[Material supplied]

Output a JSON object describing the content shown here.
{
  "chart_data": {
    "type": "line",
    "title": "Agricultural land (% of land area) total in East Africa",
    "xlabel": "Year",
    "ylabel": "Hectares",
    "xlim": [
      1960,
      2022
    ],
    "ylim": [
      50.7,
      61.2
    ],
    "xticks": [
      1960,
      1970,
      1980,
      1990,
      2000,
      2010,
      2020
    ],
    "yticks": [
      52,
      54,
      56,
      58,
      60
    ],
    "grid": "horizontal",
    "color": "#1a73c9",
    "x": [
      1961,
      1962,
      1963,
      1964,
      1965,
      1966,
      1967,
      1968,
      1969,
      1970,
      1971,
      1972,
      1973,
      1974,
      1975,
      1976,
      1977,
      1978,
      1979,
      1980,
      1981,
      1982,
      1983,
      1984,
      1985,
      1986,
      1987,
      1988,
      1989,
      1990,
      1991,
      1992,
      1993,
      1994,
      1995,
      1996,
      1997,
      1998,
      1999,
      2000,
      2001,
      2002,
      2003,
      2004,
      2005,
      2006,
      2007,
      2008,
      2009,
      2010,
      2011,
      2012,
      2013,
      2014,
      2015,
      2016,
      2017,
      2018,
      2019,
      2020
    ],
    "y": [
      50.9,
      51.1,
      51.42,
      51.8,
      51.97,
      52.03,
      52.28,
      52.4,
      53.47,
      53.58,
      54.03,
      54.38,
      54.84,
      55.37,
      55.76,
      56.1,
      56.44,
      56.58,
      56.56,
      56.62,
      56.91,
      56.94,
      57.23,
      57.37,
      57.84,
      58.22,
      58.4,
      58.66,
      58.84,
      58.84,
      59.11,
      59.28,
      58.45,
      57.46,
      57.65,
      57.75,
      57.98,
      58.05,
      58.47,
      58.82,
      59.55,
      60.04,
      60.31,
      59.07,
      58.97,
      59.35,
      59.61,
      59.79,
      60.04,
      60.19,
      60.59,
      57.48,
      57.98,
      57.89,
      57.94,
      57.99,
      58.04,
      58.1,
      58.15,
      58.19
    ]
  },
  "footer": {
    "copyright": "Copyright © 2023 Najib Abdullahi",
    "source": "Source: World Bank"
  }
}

[Task brief]
Transcribe every record above exactly as it appears.

[Full output]
Output a JSON object describing the content shown here.
{
  "chart_data": {
    "type": "line",
    "title": "Agricultural land (% of land area) total in East Africa",
    "xlabel": "Year",
    "ylabel": "Hectares",
    "xlim": [
      1960,
      2022
    ],
    "ylim": [
      50.7,
      61.2
    ],
    "xticks": [
      1960,
      1970,
      1980,
      1990,
      2000,
      2010,
      2020
    ],
    "yticks": [
      52,
      54,
      56,
      58,
      60
    ],
    "grid": "horizontal",
    "color": "#1a73c9",
    "x": [
      1961,
      1962,
      1963,
      1964,
      1965,
      1966,
      1967,
      1968,
      1969,
      1970,
      1971,
      1972,
      1973,
      1974,
      1975,
      1976,
      1977,
      1978,
      1979,
      1980,
      1981,
      1982,
      1983,
      1984,
      1985,
      1986,
      1987,
      1988,
      1989,
      1990,
      1991,
      1992,
      1993,
      1994,
      1995,
      1996,
      1997,
      1998,
      1999,
      2000,
      2001,
      2002,
      2003,
      2004,
      2005,
      2006,
      2007,
      2008,
      2009,
      2010,
      2011,
      2012,
      2013,
      2014,
      2015,
      2016,
      2017,
      2018,
      2019,
      2020
    ],
    "y": [
      50.9,
      51.1,
      51.42,
      51.8,
      51.97,
      52.03,
      52.28,
      52.4,
      53.47,
      53.58,
      54.03,
      54.38,
      54.84,
      55.37,
      55.76,
      56.1,
      56.44,
      56.58,
      56.56,
      56.62,
      56.91,
      56.94,
      57.23,
      57.37,
      57.84,
      58.22,
      58.4,
      58.66,
      58.84,
      58.84,
      59.11,
      59.28,
      58.45,
      57.46,
      57.65,
      57.75,
      57.98,
      58.05,
      58.47,
      58.82,
      59.55,
      60.04,
      60.31,
      59.07,
      58.97,
      59.35,
      59.61,
      59.79,
      60.04,
      60.19,
      60.59,
      57.48,
      57.98,
      57.89,
      57.94,
      57.99,
      58.04,
      58.1,
      58.15,
      58.19
    ]
  },
  "footer": {
    "copyright": "Copyright © 2023 Najib Abdullahi",
    "source": "Source: World Bank"
  }
}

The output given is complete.